[Extracted data entries]
+ + + + + + +

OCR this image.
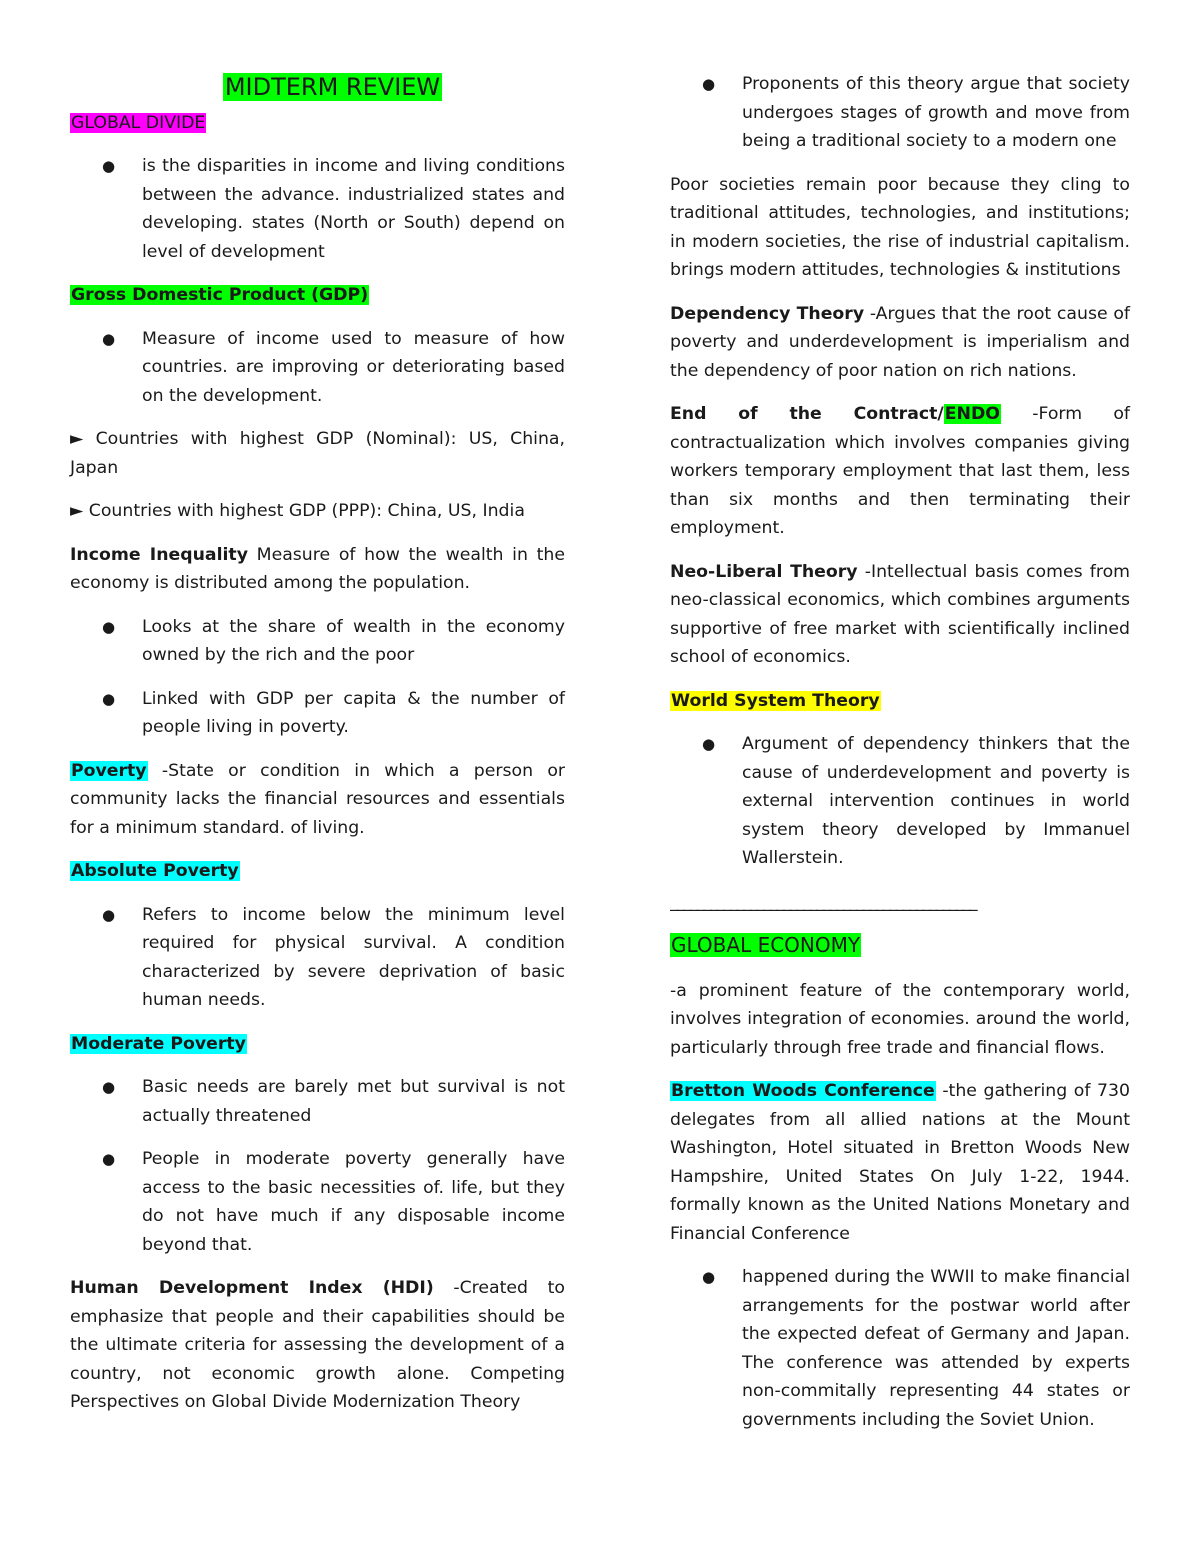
MIDTERM REVIEW
GLOBAL DIVIDE
● is the disparities in income and living conditions between the advance. industrialized states and developing. states (North or South) depend on level of development
Gross Domestic Product (GDP)
● Measure of income used to measure of how countries. are improving or deteriorating based on the development.

► Countries with highest GDP (Nominal): US, China, Japan

► Countries with highest GDP (PPP): China, US, India

Income Inequality Measure of how the wealth in the economy is distributed among the population.

● Looks at the share of wealth in the economy owned by the rich and the poor
● Linked with GDP per capita & the number of people living in poverty.

Poverty -State or condition in which a person or community lacks the financial resources and essentials for a minimum standard. of living.

Absolute Poverty
● Refers to income below the minimum level required for physical survival. A condition characterized by severe deprivation of basic human needs.
Moderate Poverty
● Basic needs are barely met but survival is not actually threatened
● People in moderate poverty generally have access to the basic necessities of. life, but they do not have much if any disposable income beyond that.

Human Development Index (HDI) -Created to emphasize that people and their capabilities should be the ultimate criteria for assessing the development of a country, not economic growth alone. Competing Perspectives on Global Divide Modernization Theory

● Proponents of this theory argue that society undergoes stages of growth and move from being a traditional society to a modern one

Poor societies remain poor because they cling to traditional attitudes, technologies, and institutions; in modern societies, the rise of industrial capitalism. brings modern attitudes, technologies & institutions

Dependency Theory -Argues that the root cause of poverty and underdevelopment is imperialism and the dependency of poor nation on rich nations.

End of the Contract/ENDO -Form of contractualization which involves companies giving workers temporary employment that last them, less than six months and then terminating their employment.

Neo-Liberal Theory -Intellectual basis comes from neo-classical economics, which combines arguments supportive of free market with scientifically inclined school of economics.

World System Theory
● Argument of dependency thinkers that the cause of underdevelopment and poverty is external intervention continues in world system theory developed by Immanuel Wallerstein.
______________________________________________
GLOBAL ECONOMY

-a prominent feature of the contemporary world, involves integration of economies. around the world, particularly through free trade and financial flows.

Bretton Woods Conference -the gathering of 730 delegates from all allied nations at the Mount Washington, Hotel situated in Bretton Woods New Hampshire, United States On July 1-22, 1944. formally known as the United Nations Monetary and Financial Conference

● happened during the WWII to make financial arrangements for the postwar world after the expected defeat of Germany and Japan. The conference was attended by experts non-commitally representing 44 states or governments including the Soviet Union.
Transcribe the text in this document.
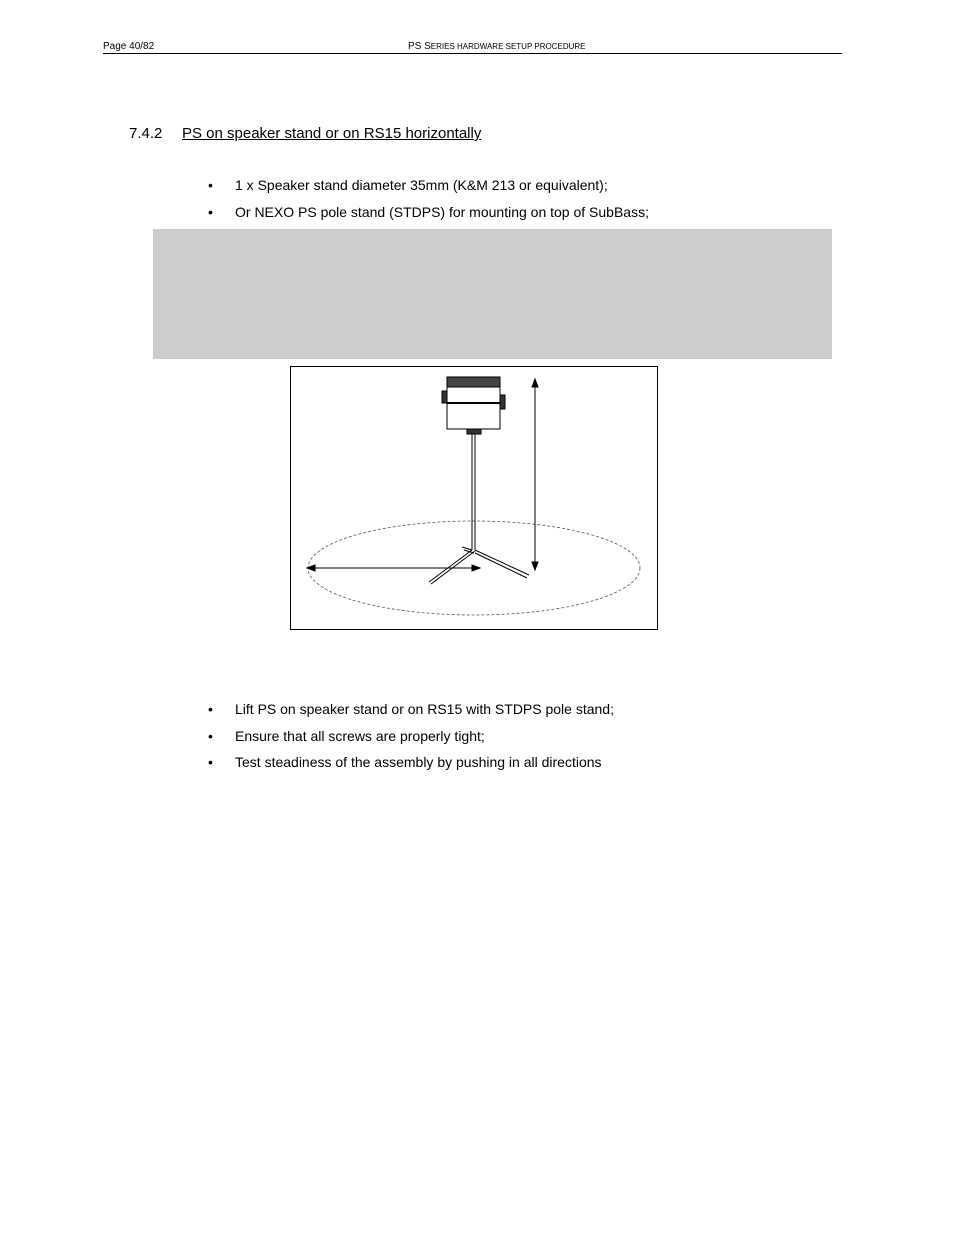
Page 40/82	PS SERIES HARDWARE SETUP PROCEDURE
7.4.2 PS on speaker stand or on RS15 horizontally
• 1 x Speaker stand diameter 35mm (K&M 213 or equivalent);
• Or NEXO PS pole stand (STDPS) for mounting on top of SubBass;
• Lift PS on speaker stand or on RS15 with STDPS pole stand;
• Ensure that all screws are properly tight;
• Test steadiness of the assembly by pushing in all directions
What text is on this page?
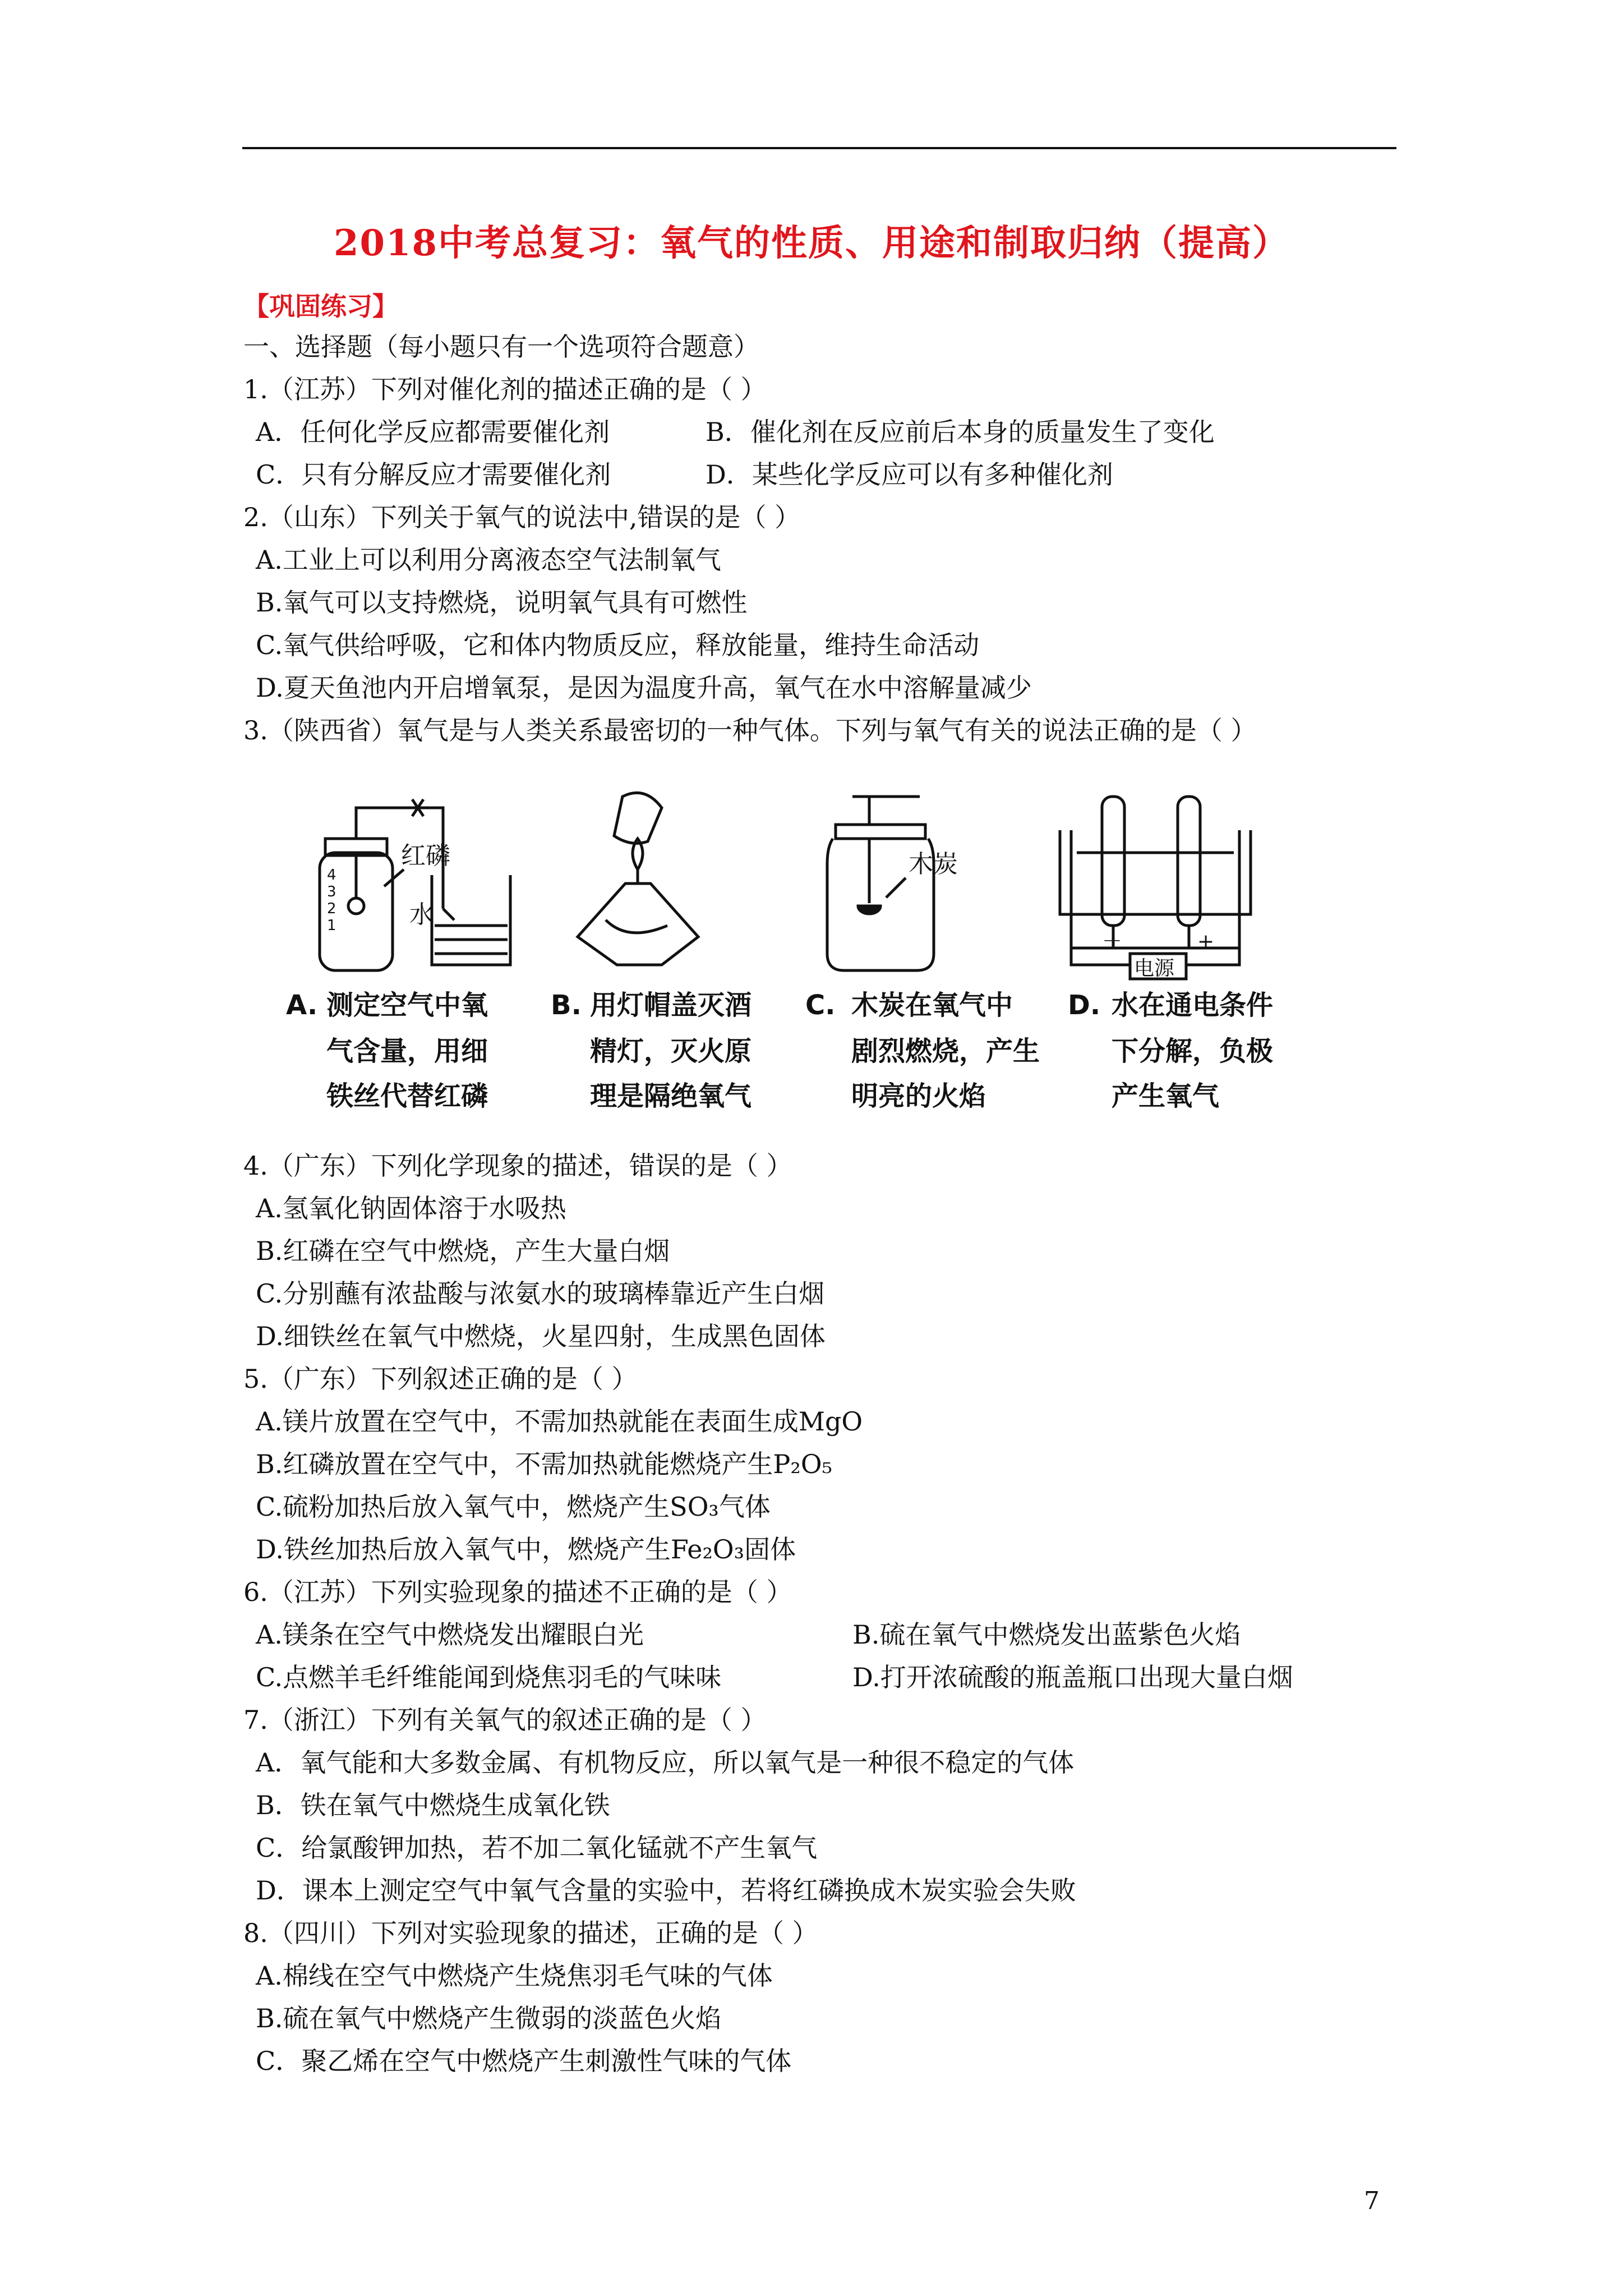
2018中考总复习：氧气的性质、用途和制取归纳（提高）
【巩固练习】
一、选择题（每小题只有一个选项符合题意）
1.（江苏）下列对催化剂的描述正确的是（ ）
A．任何化学反应都需要催化剂	B．催化剂在反应前后本身的质量发生了变化
C．只有分解反应才需要催化剂	D．某些化学反应可以有多种催化剂
2.（山东）下列关于氧气的说法中,错误的是（ ）
A.工业上可以利用分离液态空气法制氧气
B.氧气可以支持燃烧，说明氧气具有可燃性
C.氧气供给呼吸，它和体内物质反应，释放能量，维持生命活动
D.夏天鱼池内开启增氧泵，是因为温度升高，氧气在水中溶解量减少
3.（陕西省）氧气是与人类关系最密切的一种气体。下列与氧气有关的说法正确的是（ ）
红磷
水
木炭
电源
－	+
4
3
2
1
A. 测定空气中氧
气含量，用细
铁丝代替红磷
B. 用灯帽盖灭酒
精灯，灭火原
理是隔绝氧气
C. 木炭在氧气中
剧烈燃烧，产生
明亮的火焰
D. 水在通电条件
下分解，负极
产生氧气
4.（广东）下列化学现象的描述，错误的是（ ）
A.氢氧化钠固体溶于水吸热
B.红磷在空气中燃烧，产生大量白烟
C.分别蘸有浓盐酸与浓氨水的玻璃棒靠近产生白烟
D.细铁丝在氧气中燃烧，火星四射，生成黑色固体
5.（广东）下列叙述正确的是（ ）
A.镁片放置在空气中，不需加热就能在表面生成MgO
B.红磷放置在空气中，不需加热就能燃烧产生P₂O₅
C.硫粉加热后放入氧气中，燃烧产生SO₃气体
D.铁丝加热后放入氧气中，燃烧产生Fe₂O₃固体
6.（江苏）下列实验现象的描述不正确的是（ ）
A.镁条在空气中燃烧发出耀眼白光	B.硫在氧气中燃烧发出蓝紫色火焰
C.点燃羊毛纤维能闻到烧焦羽毛的气味味	D.打开浓硫酸的瓶盖瓶口出现大量白烟
7.（浙江）下列有关氧气的叙述正确的是（ ）
A．氧气能和大多数金属、有机物反应，所以氧气是一种很不稳定的气体
B．铁在氧气中燃烧生成氧化铁
C．给氯酸钾加热，若不加二氧化锰就不产生氧气
D．课本上测定空气中氧气含量的实验中，若将红磷换成木炭实验会失败
8.（四川）下列对实验现象的描述，正确的是（ ）
A.棉线在空气中燃烧产生烧焦羽毛气味的气体
B.硫在氧气中燃烧产生微弱的淡蓝色火焰
C．聚乙烯在空气中燃烧产生刺激性气味的气体
7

+ + + + + + +

DIRECTIONS
Every record above should be written out again without change, except that the pictures are left out.

FULL RESPONSE
OCR this image.
MIDTERM REVIEW
GLOBAL DIVIDE
● is the disparities in income and living conditions between the advance. industrialized states and developing. states (North or South) depend on level of development
Gross Domestic Product (GDP)
● Measure of income used to measure of how countries. are improving or deteriorating based on the development.

► Countries with highest GDP (Nominal): US, China, Japan

► Countries with highest GDP (PPP): China, US, India

Income Inequality Measure of how the wealth in the economy is distributed among the population.

● Looks at the share of wealth in the economy owned by the rich and the poor
● Linked with GDP per capita & the number of people living in poverty.

Poverty -State or condition in which a person or community lacks the financial resources and essentials for a minimum standard. of living.

Absolute Poverty
● Refers to income below the minimum level required for physical survival. A condition characterized by severe deprivation of basic human needs.
Moderate Poverty
● Basic needs are barely met but survival is not actually threatened
● People in moderate poverty generally have access to the basic necessities of. life, but they do not have much if any disposable income beyond that.

Human Development Index (HDI) -Created to emphasize that people and their capabilities should be the ultimate criteria for assessing the development of a country, not economic growth alone. Competing Perspectives on Global Divide Modernization Theory

● Proponents of this theory argue that society undergoes stages of growth and move from being a traditional society to a modern one

Poor societies remain poor because they cling to traditional attitudes, technologies, and institutions; in modern societies, the rise of industrial capitalism. brings modern attitudes, technologies & institutions

Dependency Theory -Argues that the root cause of poverty and underdevelopment is imperialism and the dependency of poor nation on rich nations.

End of the Contract/ENDO -Form of contractualization which involves companies giving workers temporary employment that last them, less than six months and then terminating their employment.

Neo-Liberal Theory -Intellectual basis comes from neo-classical economics, which combines arguments supportive of free market with scientifically inclined school of economics.

World System Theory
● Argument of dependency thinkers that the cause of underdevelopment and poverty is external intervention continues in world system theory developed by Immanuel Wallerstein.
______________________________________________
GLOBAL ECONOMY

-a prominent feature of the contemporary world, involves integration of economies. around the world, particularly through free trade and financial flows.

Bretton Woods Conference -the gathering of 730 delegates from all allied nations at the Mount Washington, Hotel situated in Bretton Woods New Hampshire, United States On July 1-22, 1944. formally known as the United Nations Monetary and Financial Conference

● happened during the WWII to make financial arrangements for the postwar world after the expected defeat of Germany and Japan. The conference was attended by experts non-commitally representing 44 states or governments including the Soviet Union.
Transcribe the text in this document.
Page 40/82	PS SERIES HARDWARE SETUP PROCEDURE
7.4.2 PS on speaker stand or on RS15 horizontally
• 1 x Speaker stand diameter 35mm (K&M 213 or equivalent);
• Or NEXO PS pole stand (STDPS) for mounting on top of SubBass;
• Lift PS on speaker stand or on RS15 with STDPS pole stand;
• Ensure that all screws are properly tight;
• Test steadiness of the assembly by pushing in all directions
What text is on this page?
2018中考总复习：氧气的性质、用途和制取归纳（提高）
【巩固练习】
一、选择题（每小题只有一个选项符合题意）
1.（江苏）下列对催化剂的描述正确的是（ ）
A．任何化学反应都需要催化剂	B．催化剂在反应前后本身的质量发生了变化
C．只有分解反应才需要催化剂	D．某些化学反应可以有多种催化剂
2.（山东）下列关于氧气的说法中,错误的是（ ）
A.工业上可以利用分离液态空气法制氧气
B.氧气可以支持燃烧，说明氧气具有可燃性
C.氧气供给呼吸，它和体内物质反应，释放能量，维持生命活动
D.夏天鱼池内开启增氧泵，是因为温度升高，氧气在水中溶解量减少
3.（陕西省）氧气是与人类关系最密切的一种气体。下列与氧气有关的说法正确的是（ ）
红磷
水
木炭
电源
－	+
4
3
2
1
A. 测定空气中氧
气含量，用细
铁丝代替红磷
B. 用灯帽盖灭酒
精灯，灭火原
理是隔绝氧气
C. 木炭在氧气中
剧烈燃烧，产生
明亮的火焰
D. 水在通电条件
下分解，负极
产生氧气
4.（广东）下列化学现象的描述，错误的是（ ）
A.氢氧化钠固体溶于水吸热
B.红磷在空气中燃烧，产生大量白烟
C.分别蘸有浓盐酸与浓氨水的玻璃棒靠近产生白烟
D.细铁丝在氧气中燃烧，火星四射，生成黑色固体
5.（广东）下列叙述正确的是（ ）
A.镁片放置在空气中，不需加热就能在表面生成MgO
B.红磷放置在空气中，不需加热就能燃烧产生P₂O₅
C.硫粉加热后放入氧气中，燃烧产生SO₃气体
D.铁丝加热后放入氧气中，燃烧产生Fe₂O₃固体
6.（江苏）下列实验现象的描述不正确的是（ ）
A.镁条在空气中燃烧发出耀眼白光	B.硫在氧气中燃烧发出蓝紫色火焰
C.点燃羊毛纤维能闻到烧焦羽毛的气味味	D.打开浓硫酸的瓶盖瓶口出现大量白烟
7.（浙江）下列有关氧气的叙述正确的是（ ）
A．氧气能和大多数金属、有机物反应，所以氧气是一种很不稳定的气体
B．铁在氧气中燃烧生成氧化铁
C．给氯酸钾加热，若不加二氧化锰就不产生氧气
D．课本上测定空气中氧气含量的实验中，若将红磷换成木炭实验会失败
8.（四川）下列对实验现象的描述，正确的是（ ）
A.棉线在空气中燃烧产生烧焦羽毛气味的气体
B.硫在氧气中燃烧产生微弱的淡蓝色火焰
C．聚乙烯在空气中燃烧产生刺激性气味的气体
7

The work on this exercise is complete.